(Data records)
————

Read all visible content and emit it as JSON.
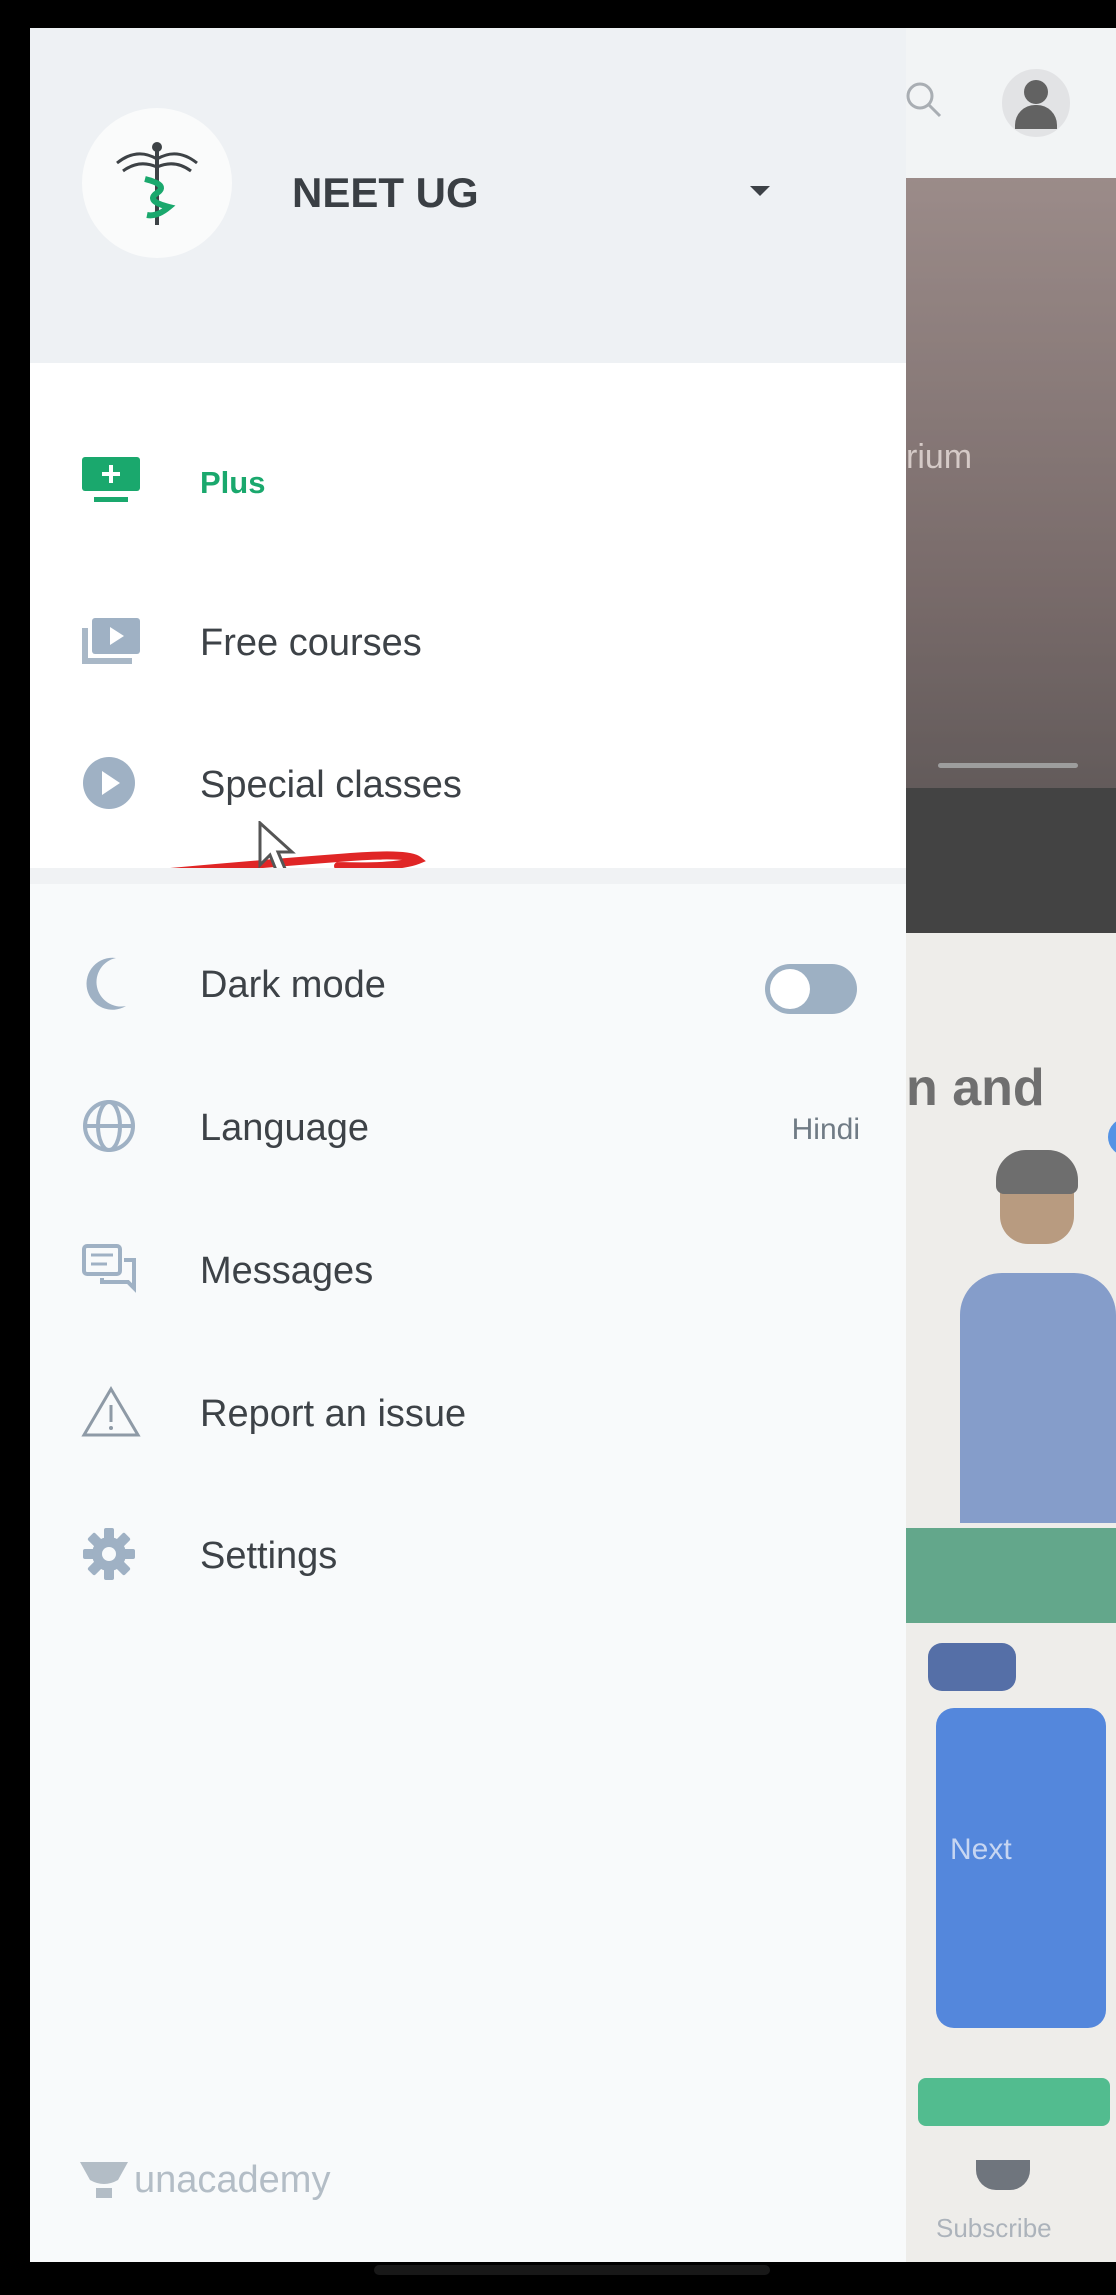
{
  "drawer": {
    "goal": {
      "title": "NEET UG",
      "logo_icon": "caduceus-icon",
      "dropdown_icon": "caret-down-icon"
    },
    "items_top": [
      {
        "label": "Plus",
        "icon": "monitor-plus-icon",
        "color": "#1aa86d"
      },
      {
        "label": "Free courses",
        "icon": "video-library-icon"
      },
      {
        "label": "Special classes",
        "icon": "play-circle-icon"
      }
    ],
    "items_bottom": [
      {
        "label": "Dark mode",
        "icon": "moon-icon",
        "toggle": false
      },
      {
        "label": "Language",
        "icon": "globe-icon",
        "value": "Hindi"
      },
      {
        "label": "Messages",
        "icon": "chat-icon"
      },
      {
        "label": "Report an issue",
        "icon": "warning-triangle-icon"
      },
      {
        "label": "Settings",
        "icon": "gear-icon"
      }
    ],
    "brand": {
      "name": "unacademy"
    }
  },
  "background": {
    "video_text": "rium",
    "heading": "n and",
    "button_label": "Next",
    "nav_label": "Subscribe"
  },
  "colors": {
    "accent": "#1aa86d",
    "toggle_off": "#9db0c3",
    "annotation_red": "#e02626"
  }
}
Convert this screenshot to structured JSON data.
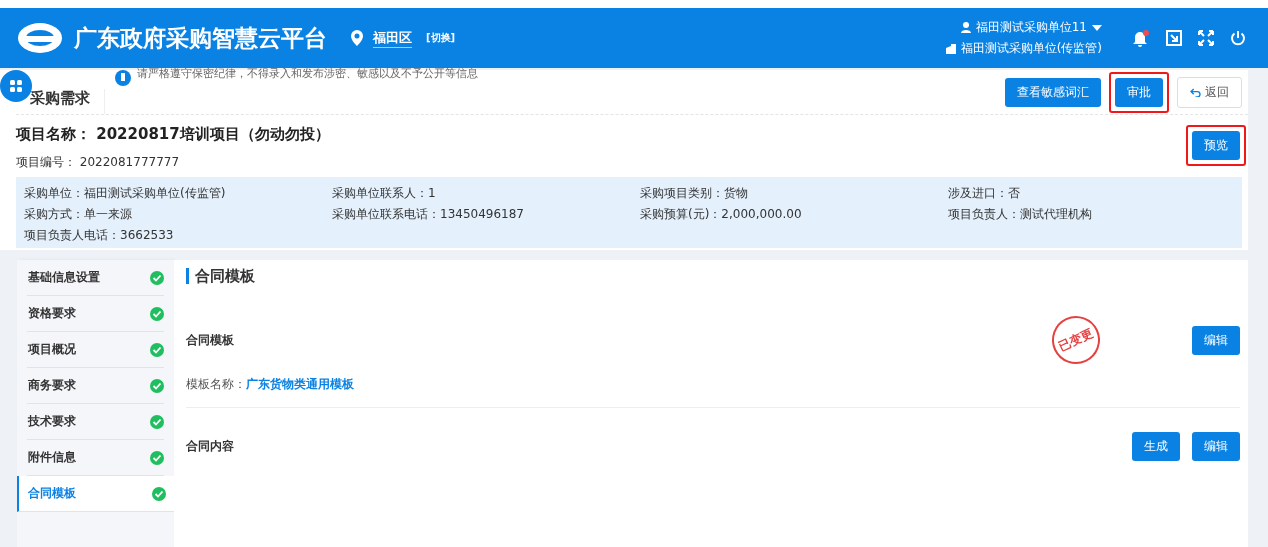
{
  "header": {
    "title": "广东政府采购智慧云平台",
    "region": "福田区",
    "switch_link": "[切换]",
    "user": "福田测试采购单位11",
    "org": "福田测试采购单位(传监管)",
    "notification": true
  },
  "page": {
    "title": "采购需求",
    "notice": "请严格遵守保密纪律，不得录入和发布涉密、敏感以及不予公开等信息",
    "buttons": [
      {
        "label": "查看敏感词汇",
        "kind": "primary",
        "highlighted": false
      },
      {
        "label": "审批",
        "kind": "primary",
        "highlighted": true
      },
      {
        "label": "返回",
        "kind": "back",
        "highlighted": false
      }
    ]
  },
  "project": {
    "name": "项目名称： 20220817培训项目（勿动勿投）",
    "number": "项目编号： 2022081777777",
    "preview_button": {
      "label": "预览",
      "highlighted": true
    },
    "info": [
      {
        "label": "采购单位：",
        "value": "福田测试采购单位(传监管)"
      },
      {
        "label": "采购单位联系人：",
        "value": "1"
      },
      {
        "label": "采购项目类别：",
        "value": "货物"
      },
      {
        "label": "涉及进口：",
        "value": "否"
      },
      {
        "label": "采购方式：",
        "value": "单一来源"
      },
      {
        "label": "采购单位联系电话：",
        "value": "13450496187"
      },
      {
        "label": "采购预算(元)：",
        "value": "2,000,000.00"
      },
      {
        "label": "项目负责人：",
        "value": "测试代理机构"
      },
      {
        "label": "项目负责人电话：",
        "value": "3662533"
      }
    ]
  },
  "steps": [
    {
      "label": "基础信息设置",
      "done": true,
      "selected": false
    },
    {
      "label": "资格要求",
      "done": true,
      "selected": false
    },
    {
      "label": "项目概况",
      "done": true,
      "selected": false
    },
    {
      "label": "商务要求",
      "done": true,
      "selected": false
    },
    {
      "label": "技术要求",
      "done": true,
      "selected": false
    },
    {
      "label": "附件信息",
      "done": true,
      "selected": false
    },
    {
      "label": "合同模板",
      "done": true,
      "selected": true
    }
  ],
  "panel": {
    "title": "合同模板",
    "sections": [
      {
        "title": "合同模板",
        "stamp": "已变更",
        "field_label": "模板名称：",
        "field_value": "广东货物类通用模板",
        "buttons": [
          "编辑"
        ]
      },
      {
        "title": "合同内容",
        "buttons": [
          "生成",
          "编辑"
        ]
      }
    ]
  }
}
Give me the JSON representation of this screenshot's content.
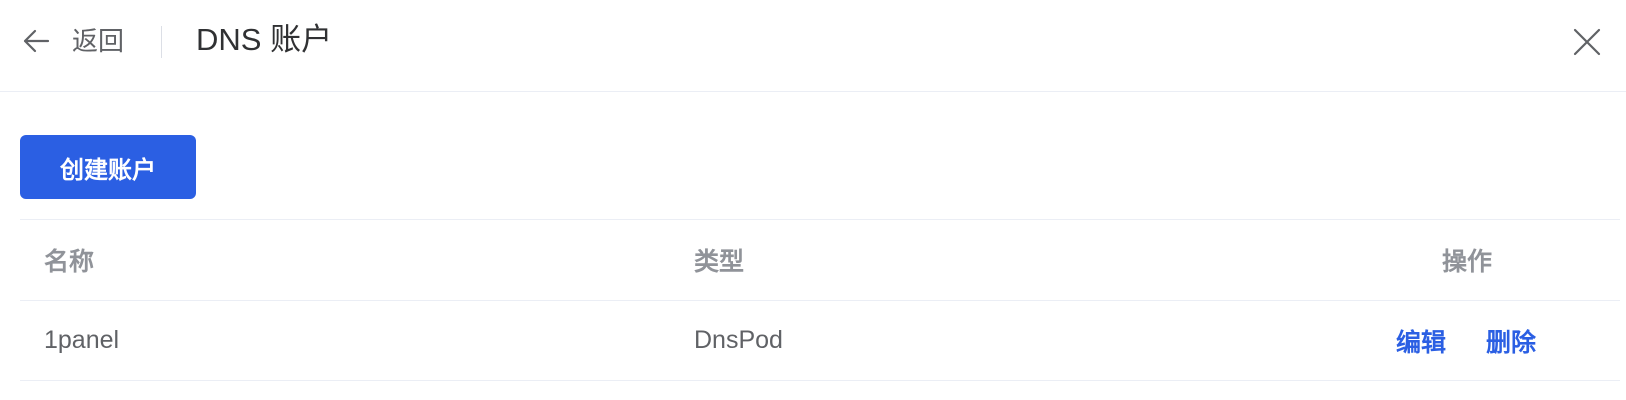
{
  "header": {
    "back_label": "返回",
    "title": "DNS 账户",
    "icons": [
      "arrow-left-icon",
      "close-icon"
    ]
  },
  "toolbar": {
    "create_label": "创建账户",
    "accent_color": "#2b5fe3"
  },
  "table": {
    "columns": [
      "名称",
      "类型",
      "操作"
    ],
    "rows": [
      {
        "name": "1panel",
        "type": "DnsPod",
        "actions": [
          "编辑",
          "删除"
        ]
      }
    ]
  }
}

————

What is asked: In the entries above, find each line with the word "name" and show it.

Task result:
      "name": "unacademy"
    "name": "项目名称： 20220817培训项目（勿动勿投）",
        "name": "1panel",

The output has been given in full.